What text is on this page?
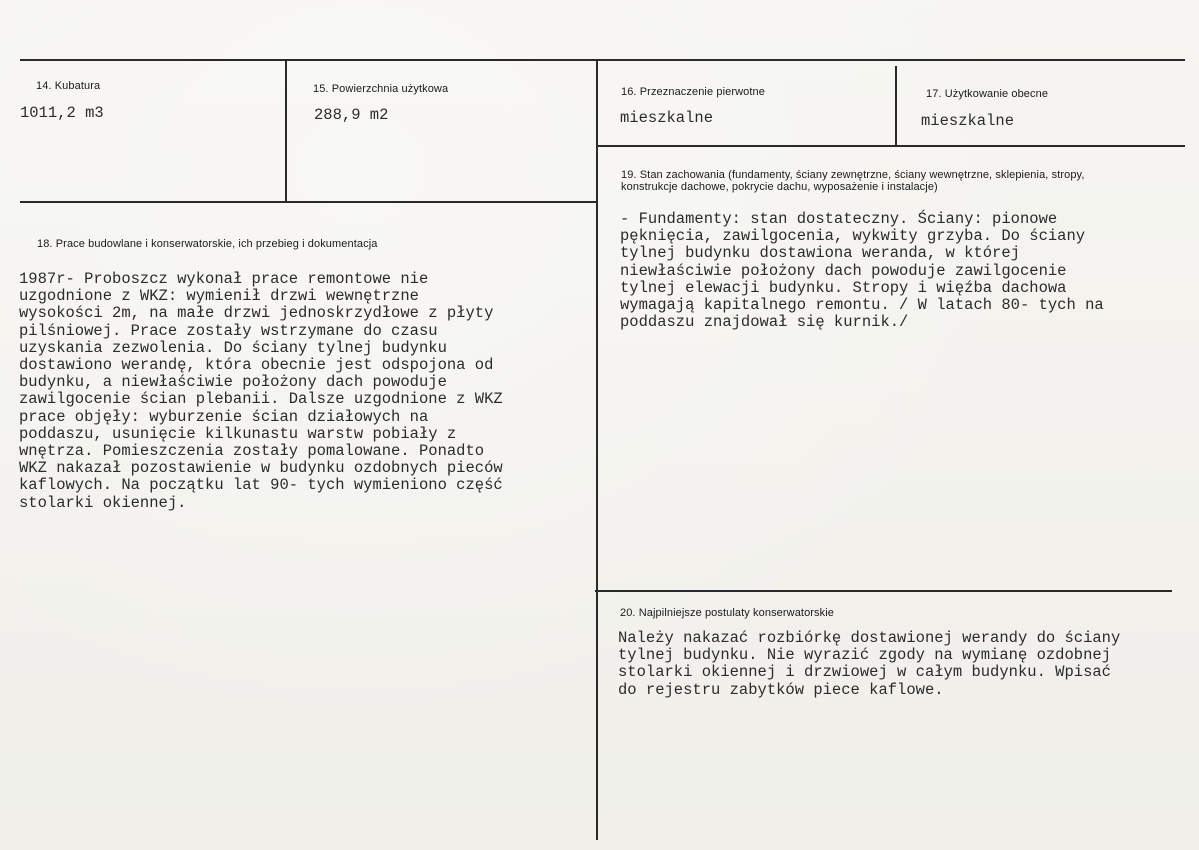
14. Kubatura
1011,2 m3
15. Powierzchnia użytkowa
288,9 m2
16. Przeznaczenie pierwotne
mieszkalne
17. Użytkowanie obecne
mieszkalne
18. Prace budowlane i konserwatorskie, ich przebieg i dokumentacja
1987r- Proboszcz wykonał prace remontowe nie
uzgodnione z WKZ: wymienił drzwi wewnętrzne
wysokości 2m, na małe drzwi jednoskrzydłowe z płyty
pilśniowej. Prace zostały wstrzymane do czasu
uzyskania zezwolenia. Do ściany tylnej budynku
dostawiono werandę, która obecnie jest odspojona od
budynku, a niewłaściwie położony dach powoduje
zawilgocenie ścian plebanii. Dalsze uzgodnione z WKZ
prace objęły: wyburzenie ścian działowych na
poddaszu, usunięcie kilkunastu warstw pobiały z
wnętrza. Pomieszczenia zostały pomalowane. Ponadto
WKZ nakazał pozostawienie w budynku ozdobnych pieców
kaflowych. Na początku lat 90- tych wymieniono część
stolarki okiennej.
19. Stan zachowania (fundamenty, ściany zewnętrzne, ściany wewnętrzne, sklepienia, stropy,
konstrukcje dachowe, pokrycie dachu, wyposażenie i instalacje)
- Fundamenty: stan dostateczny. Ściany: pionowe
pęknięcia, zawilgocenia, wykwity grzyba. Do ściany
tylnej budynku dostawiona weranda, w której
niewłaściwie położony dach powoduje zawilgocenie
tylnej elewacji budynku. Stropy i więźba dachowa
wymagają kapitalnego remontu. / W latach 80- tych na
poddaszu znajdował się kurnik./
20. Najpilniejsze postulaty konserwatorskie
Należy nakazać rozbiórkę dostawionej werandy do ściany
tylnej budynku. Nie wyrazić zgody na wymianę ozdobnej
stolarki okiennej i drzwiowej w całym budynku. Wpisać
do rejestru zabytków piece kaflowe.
-------
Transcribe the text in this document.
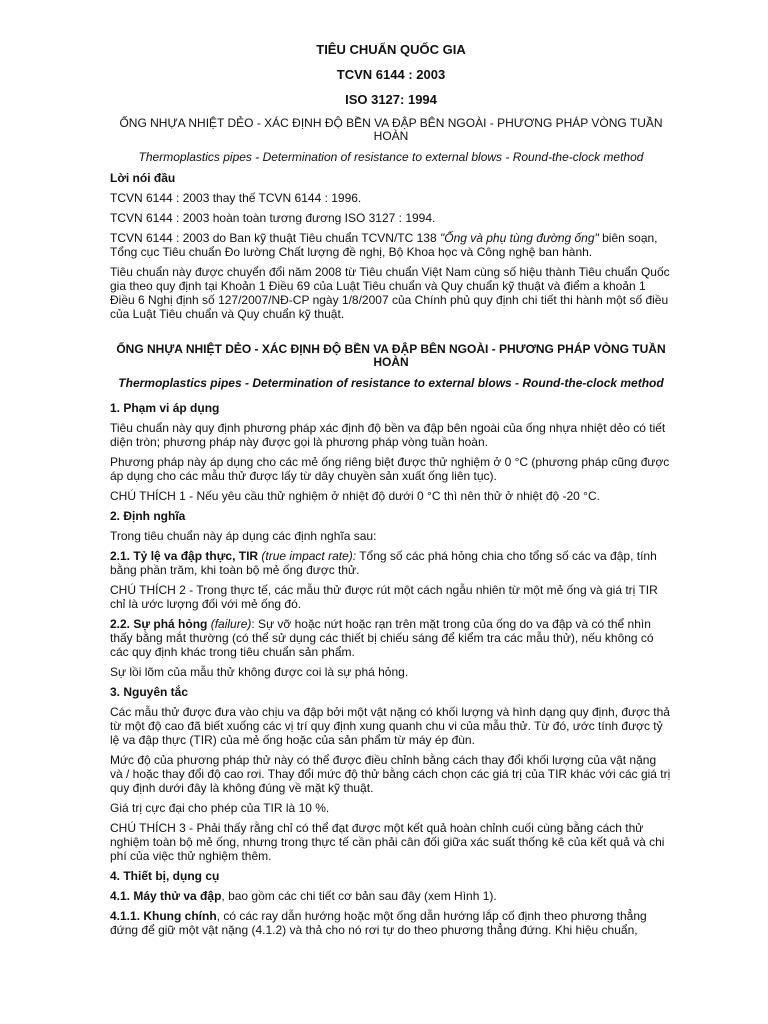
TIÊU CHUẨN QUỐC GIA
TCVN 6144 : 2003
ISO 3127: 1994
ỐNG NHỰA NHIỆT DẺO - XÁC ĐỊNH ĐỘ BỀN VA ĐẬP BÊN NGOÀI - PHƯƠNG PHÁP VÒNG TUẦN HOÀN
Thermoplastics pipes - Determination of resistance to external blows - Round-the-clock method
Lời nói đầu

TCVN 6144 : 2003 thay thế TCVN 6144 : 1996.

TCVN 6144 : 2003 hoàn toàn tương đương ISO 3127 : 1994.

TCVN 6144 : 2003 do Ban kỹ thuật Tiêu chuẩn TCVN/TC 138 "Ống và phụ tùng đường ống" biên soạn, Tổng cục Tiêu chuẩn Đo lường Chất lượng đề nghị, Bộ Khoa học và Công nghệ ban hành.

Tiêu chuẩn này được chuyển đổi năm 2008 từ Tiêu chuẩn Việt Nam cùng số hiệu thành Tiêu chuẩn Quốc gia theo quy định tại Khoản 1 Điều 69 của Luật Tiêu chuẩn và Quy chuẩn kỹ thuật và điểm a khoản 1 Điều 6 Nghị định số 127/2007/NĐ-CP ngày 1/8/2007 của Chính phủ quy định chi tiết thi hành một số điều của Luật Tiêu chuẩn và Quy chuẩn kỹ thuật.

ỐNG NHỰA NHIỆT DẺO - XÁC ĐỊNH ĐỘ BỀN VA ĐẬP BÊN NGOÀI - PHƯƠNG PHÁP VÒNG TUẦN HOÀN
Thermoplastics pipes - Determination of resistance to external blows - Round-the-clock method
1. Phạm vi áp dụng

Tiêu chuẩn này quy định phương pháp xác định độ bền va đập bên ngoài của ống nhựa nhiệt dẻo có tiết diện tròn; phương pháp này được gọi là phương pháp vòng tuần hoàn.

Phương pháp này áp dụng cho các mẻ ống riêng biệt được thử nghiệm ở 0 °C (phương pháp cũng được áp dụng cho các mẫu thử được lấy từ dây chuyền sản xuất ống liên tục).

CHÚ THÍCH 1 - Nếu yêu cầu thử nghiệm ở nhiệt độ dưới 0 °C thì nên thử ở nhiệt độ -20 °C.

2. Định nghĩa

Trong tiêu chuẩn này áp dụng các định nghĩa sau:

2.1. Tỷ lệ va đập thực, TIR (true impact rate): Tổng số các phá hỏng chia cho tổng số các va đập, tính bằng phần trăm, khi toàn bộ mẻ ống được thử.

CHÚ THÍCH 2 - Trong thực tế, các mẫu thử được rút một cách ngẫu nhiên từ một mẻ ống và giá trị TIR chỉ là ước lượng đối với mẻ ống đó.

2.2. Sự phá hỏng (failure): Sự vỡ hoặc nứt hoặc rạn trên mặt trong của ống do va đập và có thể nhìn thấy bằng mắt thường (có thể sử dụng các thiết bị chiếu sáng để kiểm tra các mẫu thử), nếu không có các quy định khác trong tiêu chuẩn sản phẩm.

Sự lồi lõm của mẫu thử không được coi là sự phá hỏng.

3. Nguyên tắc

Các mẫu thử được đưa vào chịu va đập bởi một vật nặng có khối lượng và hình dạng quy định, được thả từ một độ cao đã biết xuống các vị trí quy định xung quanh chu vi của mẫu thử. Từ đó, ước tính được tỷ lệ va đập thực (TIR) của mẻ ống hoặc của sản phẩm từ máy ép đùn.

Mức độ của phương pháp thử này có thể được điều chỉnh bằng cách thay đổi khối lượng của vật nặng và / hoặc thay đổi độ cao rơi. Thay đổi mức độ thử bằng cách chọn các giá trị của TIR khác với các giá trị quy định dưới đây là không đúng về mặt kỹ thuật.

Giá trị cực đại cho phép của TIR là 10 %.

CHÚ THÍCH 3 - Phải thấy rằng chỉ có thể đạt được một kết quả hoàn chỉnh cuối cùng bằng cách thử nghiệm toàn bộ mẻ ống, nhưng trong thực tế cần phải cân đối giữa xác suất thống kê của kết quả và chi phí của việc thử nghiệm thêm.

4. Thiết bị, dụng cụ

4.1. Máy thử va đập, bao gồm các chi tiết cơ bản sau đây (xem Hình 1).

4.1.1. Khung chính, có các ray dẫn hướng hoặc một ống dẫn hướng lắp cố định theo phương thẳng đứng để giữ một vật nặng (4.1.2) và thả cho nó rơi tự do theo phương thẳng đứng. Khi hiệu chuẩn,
-------
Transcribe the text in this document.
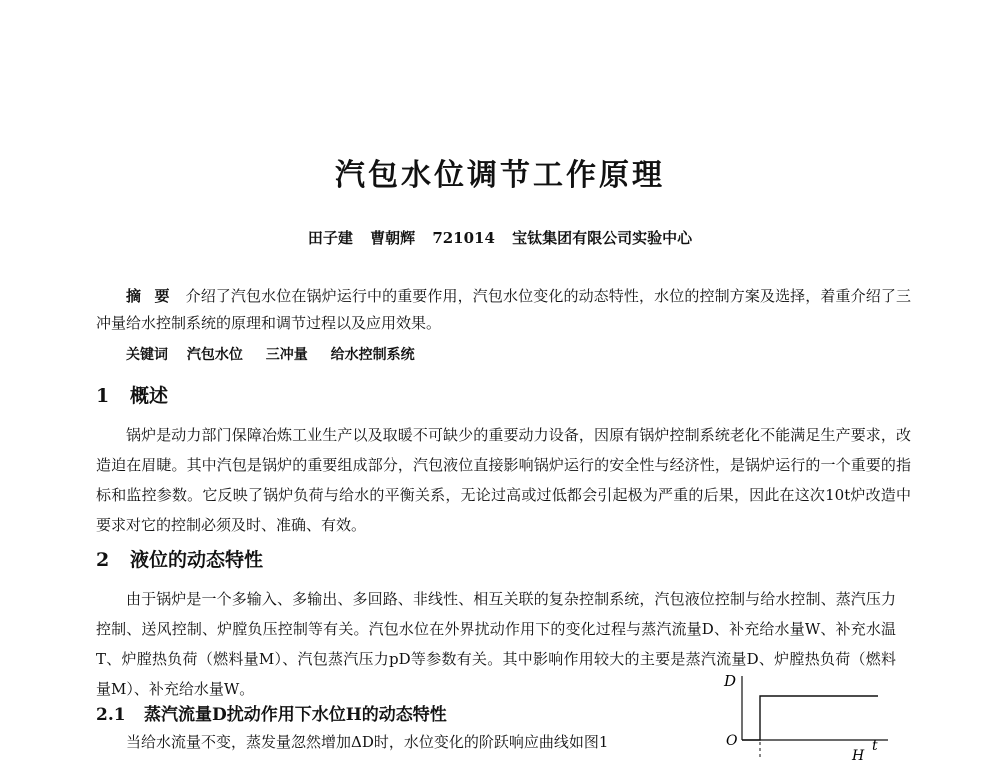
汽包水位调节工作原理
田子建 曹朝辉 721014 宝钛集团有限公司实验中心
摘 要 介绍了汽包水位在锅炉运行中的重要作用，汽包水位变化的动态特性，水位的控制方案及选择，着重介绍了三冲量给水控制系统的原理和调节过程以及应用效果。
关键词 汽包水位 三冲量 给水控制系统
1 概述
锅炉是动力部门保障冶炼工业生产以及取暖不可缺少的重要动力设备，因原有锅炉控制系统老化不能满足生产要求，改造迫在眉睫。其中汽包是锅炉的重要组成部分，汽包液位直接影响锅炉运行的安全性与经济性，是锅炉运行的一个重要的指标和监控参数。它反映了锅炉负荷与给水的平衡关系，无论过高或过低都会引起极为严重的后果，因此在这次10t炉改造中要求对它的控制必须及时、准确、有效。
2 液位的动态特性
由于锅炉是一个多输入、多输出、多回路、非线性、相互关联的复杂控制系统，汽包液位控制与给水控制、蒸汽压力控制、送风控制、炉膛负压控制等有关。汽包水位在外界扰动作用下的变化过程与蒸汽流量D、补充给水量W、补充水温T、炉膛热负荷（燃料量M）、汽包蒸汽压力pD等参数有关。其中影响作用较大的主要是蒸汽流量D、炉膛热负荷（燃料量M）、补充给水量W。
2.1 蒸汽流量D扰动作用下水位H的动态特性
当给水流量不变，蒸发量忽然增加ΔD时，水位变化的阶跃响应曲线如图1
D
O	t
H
-------
INSTRUCTIONS TO FOLLOW:
In the listing above, locate each line with "phẩm" and copy it.

WORKED ANSWER:
2.2. Sự phá hỏng (failure): Sự vỡ hoặc nứt hoặc rạn trên mặt trong của ống do va đập và có thể nhìn thấy bằng mắt thường (có thể sử dụng các thiết bị chiếu sáng để kiểm tra các mẫu thử), nếu không có các quy định khác trong tiêu chuẩn sản phẩm.
Các mẫu thử được đưa vào chịu va đập bởi một vật nặng có khối lượng và hình dạng quy định, được thả từ một độ cao đã biết xuống các vị trí quy định xung quanh chu vi của mẫu thử. Từ đó, ước tính được tỷ lệ va đập thực (TIR) của mẻ ống hoặc của sản phẩm từ máy ép đùn.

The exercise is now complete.